Short problem:
Extract the data exactly, missing nothing.
>> start Dataset excerpts
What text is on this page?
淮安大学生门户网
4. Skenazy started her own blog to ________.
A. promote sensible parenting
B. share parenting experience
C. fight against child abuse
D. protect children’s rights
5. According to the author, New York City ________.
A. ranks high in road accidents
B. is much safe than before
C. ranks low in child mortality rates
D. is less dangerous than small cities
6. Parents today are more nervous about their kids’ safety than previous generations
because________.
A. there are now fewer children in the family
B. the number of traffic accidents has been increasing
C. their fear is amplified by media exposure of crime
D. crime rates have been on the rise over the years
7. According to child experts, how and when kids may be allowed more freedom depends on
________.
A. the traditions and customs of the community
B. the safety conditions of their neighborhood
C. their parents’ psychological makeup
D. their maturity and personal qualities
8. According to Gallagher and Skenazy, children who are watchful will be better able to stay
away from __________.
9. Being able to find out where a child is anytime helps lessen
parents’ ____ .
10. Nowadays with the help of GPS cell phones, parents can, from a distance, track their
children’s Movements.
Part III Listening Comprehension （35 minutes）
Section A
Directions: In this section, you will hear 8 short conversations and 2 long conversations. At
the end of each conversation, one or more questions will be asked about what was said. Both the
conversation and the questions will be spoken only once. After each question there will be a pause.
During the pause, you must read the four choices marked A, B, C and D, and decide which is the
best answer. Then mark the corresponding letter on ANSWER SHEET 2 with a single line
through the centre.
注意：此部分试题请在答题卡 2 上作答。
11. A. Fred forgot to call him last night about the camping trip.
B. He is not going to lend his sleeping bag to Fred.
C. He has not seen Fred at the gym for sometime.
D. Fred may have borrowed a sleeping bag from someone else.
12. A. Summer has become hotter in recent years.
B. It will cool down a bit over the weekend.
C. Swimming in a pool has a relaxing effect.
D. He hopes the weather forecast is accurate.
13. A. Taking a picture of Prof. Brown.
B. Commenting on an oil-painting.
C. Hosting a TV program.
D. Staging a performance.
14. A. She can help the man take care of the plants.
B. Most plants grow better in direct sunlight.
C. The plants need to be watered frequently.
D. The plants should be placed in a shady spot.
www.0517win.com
>> end Dataset excerpts
Task solution:
What text is on this page?
淮安大学生门户网
4. Skenazy started her own blog to ________.
A. promote sensible parenting
B. share parenting experience
C. fight against child abuse
D. protect children’s rights
5. According to the author, New York City ________.
A. ranks high in road accidents
B. is much safe than before
C. ranks low in child mortality rates
D. is less dangerous than small cities
6. Parents today are more nervous about their kids’ safety than previous generations
because________.
A. there are now fewer children in the family
B. the number of traffic accidents has been increasing
C. their fear is amplified by media exposure of crime
D. crime rates have been on the rise over the years
7. According to child experts, how and when kids may be allowed more freedom depends on
________.
A. the traditions and customs of the community
B. the safety conditions of their neighborhood
C. their parents’ psychological makeup
D. their maturity and personal qualities
8. According to Gallagher and Skenazy, children who are watchful will be better able to stay
away from __________.
9. Being able to find out where a child is anytime helps lessen
parents’ ____ .
10. Nowadays with the help of GPS cell phones, parents can, from a distance, track their
children’s Movements.
Part III Listening Comprehension （35 minutes）
Section A
Directions: In this section, you will hear 8 short conversations and 2 long conversations. At
the end of each conversation, one or more questions will be asked about what was said. Both the
conversation and the questions will be spoken only once. After each question there will be a pause.
During the pause, you must read the four choices marked A, B, C and D, and decide which is the
best answer. Then mark the corresponding letter on ANSWER SHEET 2 with a single line
through the centre.
注意：此部分试题请在答题卡 2 上作答。
11. A. Fred forgot to call him last night about the camping trip.
B. He is not going to lend his sleeping bag to Fred.
C. He has not seen Fred at the gym for sometime.
D. Fred may have borrowed a sleeping bag from someone else.
12. A. Summer has become hotter in recent years.
B. It will cool down a bit over the weekend.
C. Swimming in a pool has a relaxing effect.
D. He hopes the weather forecast is accurate.
13. A. Taking a picture of Prof. Brown.
B. Commenting on an oil-painting.
C. Hosting a TV program.
D. Staging a performance.
14. A. She can help the man take care of the plants.
B. Most plants grow better in direct sunlight.
C. The plants need to be watered frequently.
D. The plants should be placed in a shady spot.
www.0517win.com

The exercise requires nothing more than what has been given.